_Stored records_

-------

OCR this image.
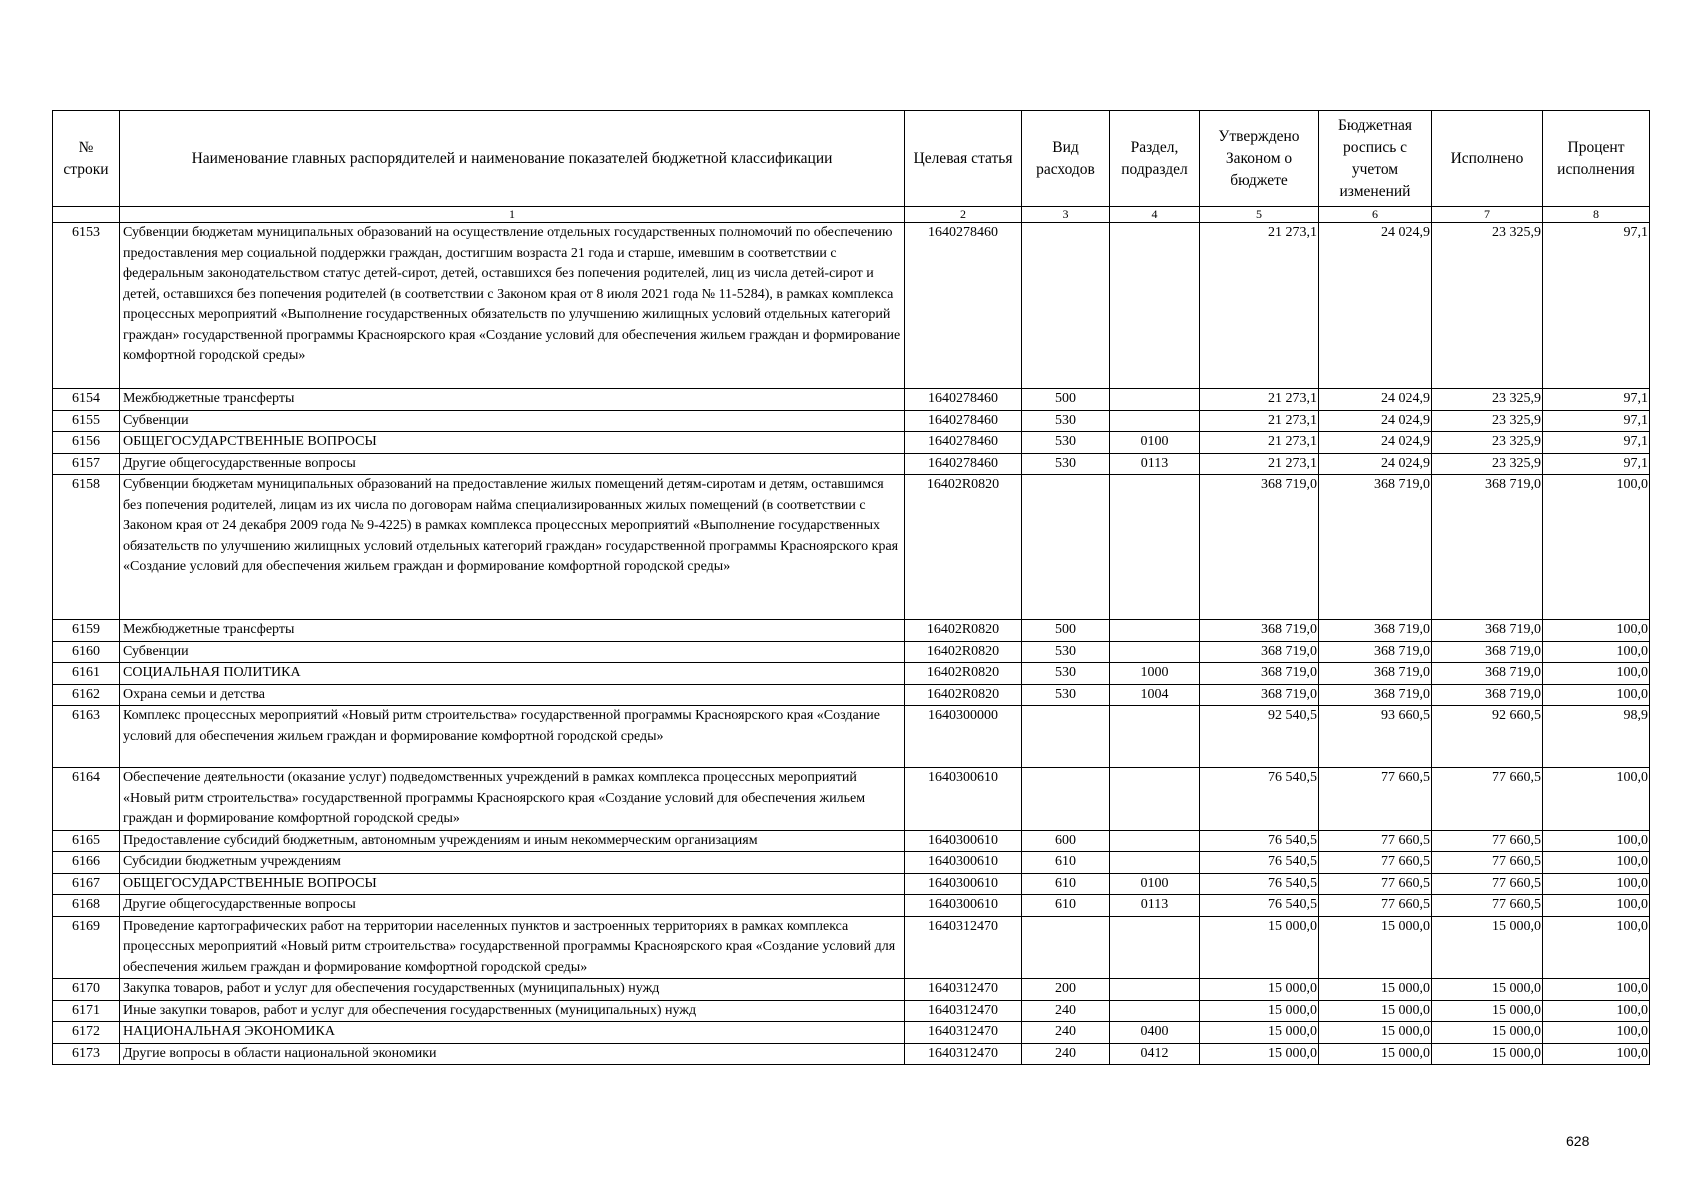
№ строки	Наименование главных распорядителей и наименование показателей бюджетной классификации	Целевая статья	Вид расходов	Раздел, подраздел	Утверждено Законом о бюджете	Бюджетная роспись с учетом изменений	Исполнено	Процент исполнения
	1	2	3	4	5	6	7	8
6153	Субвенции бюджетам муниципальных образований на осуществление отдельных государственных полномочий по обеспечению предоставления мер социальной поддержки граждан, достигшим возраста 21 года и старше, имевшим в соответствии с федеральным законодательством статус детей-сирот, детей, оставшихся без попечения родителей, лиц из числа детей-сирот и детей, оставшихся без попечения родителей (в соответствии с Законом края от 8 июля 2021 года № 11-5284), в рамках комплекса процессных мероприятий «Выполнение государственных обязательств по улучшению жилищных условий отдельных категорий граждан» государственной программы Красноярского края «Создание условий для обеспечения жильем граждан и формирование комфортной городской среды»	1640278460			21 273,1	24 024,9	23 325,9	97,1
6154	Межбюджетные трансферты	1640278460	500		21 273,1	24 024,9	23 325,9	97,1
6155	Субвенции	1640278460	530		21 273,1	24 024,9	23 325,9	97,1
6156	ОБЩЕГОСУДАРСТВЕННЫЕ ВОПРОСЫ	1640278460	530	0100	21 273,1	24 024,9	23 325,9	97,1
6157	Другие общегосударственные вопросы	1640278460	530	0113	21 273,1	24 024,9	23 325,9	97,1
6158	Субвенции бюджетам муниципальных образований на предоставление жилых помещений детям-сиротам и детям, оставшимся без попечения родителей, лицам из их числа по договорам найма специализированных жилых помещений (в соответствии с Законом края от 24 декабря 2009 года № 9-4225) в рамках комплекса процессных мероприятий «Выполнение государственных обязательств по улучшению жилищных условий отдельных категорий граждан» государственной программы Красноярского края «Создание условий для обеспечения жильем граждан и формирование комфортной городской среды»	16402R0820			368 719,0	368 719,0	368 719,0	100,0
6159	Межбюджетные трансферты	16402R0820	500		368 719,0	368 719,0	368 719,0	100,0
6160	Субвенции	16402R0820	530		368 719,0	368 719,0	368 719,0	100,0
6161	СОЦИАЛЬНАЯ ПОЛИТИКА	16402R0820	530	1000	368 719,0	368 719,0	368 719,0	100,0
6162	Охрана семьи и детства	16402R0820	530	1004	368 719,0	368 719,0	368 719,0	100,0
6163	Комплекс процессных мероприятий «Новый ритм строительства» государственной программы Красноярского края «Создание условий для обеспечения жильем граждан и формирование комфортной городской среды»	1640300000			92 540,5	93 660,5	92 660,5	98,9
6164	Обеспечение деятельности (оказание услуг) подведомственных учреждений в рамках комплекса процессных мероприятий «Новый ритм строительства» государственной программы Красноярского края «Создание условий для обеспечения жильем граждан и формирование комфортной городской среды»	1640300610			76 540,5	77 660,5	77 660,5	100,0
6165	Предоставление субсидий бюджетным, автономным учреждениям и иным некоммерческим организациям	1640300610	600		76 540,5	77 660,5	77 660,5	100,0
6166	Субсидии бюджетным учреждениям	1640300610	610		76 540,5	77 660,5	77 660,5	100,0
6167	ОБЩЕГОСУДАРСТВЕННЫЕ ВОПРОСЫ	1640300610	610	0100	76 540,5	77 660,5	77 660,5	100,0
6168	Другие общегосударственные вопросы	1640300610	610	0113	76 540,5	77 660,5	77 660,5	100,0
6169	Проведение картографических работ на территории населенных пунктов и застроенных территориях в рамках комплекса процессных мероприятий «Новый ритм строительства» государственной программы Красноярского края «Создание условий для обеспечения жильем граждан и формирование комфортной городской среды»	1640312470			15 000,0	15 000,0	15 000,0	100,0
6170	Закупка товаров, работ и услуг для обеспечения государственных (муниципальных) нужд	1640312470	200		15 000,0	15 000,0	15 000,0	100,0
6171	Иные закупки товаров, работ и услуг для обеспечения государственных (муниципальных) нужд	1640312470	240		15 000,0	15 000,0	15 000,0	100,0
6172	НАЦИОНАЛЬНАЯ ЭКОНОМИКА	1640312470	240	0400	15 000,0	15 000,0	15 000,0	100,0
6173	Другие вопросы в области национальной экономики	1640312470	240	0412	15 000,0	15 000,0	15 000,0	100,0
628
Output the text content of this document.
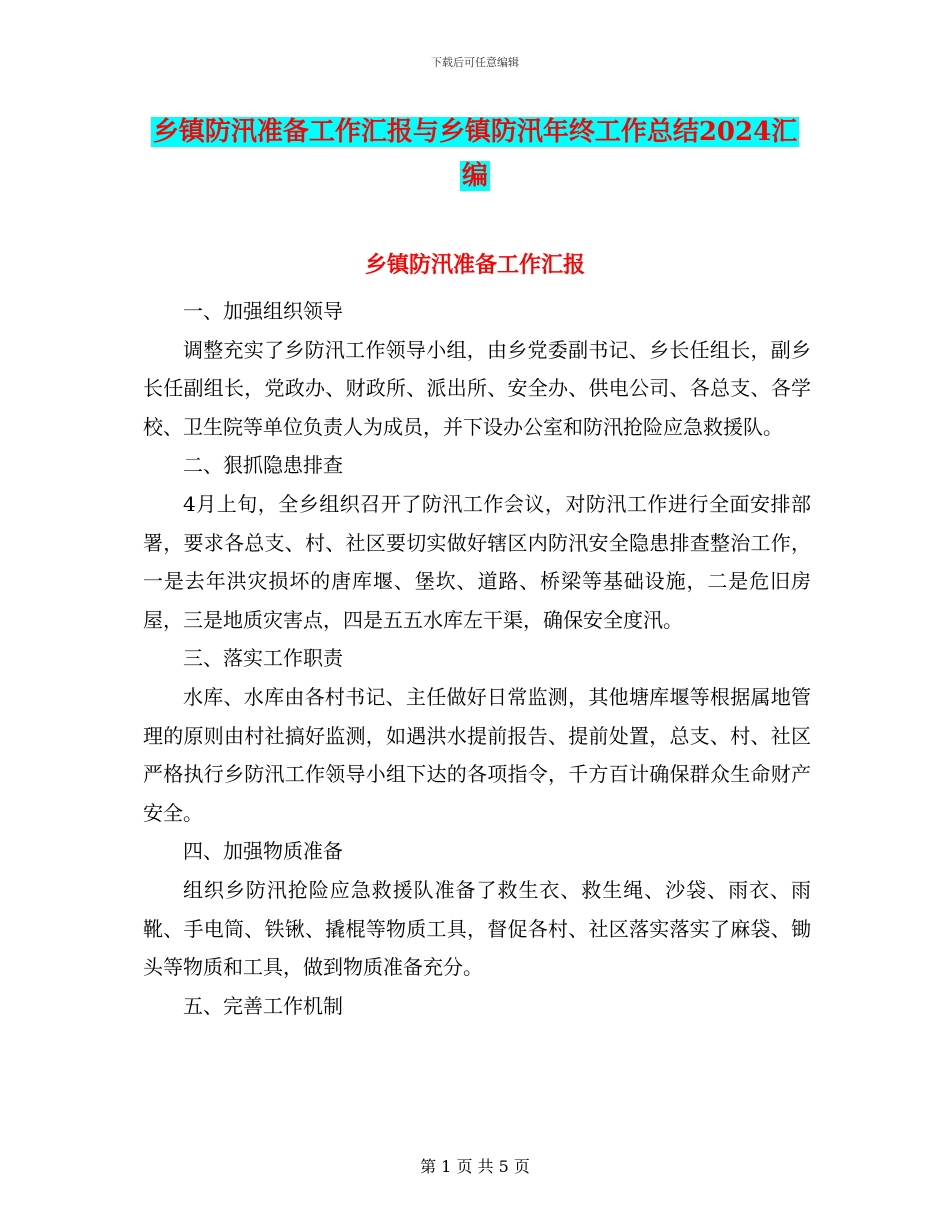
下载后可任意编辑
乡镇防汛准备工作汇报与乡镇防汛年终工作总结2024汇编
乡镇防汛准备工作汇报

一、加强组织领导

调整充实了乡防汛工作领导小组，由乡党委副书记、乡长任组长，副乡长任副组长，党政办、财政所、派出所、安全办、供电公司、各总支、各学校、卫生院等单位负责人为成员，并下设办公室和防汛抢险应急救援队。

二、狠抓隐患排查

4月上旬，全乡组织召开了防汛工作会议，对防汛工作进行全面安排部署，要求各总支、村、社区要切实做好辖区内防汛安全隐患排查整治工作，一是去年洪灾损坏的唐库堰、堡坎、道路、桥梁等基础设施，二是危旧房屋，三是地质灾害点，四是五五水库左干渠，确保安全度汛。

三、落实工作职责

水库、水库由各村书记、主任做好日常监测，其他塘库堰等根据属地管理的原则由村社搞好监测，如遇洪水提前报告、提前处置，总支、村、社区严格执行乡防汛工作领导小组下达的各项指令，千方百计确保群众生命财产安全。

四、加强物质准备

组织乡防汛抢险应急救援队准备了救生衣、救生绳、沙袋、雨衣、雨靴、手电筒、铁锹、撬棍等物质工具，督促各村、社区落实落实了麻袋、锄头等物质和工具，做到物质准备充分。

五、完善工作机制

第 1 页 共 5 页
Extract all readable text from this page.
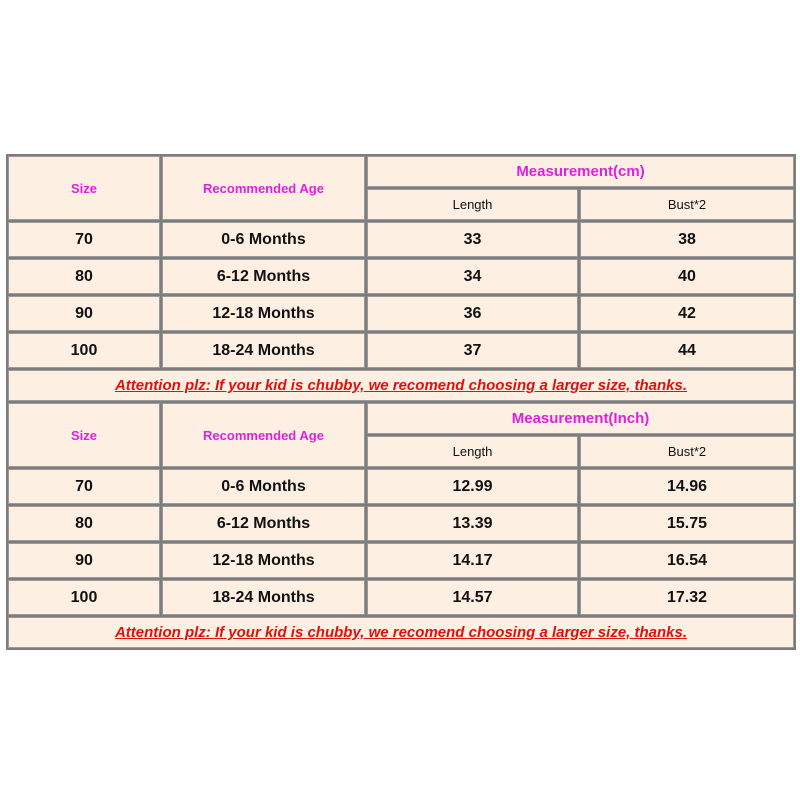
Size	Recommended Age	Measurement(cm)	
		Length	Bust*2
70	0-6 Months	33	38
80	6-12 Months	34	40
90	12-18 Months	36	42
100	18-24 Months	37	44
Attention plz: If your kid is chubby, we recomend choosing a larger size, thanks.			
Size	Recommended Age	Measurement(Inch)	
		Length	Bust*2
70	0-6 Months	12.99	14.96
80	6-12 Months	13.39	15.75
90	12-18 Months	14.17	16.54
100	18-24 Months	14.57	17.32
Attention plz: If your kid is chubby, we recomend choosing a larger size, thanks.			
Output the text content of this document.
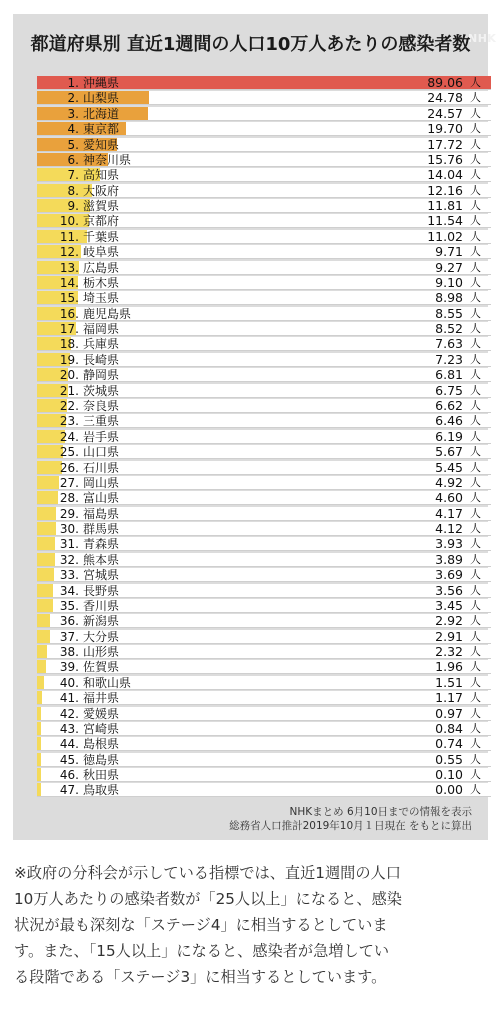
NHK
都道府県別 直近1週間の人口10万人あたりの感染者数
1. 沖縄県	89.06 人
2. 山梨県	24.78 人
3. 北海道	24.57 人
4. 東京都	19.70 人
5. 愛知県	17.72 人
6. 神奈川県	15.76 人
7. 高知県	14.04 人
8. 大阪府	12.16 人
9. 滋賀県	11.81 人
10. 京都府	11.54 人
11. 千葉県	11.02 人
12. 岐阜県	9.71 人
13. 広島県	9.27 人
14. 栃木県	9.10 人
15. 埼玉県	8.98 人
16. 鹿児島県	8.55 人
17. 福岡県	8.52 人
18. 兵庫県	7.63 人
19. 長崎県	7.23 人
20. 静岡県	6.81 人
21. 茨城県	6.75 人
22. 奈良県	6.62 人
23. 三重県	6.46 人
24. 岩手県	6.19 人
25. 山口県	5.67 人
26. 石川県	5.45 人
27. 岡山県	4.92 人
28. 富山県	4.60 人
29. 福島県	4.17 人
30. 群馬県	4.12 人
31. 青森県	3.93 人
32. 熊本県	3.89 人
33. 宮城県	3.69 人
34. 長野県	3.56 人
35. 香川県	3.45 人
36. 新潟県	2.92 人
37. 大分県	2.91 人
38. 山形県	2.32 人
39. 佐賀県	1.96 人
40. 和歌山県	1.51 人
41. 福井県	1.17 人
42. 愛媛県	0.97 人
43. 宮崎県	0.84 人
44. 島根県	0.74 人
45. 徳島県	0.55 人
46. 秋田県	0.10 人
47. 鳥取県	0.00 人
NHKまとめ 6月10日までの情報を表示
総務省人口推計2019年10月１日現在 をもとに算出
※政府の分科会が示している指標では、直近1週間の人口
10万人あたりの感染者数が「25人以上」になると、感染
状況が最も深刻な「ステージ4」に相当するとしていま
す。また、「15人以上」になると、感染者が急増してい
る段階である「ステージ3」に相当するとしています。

-------

_Task directions_
Give the number of lines above that hold the word "Measurement", and nothing more.

_Output for this exercise_
2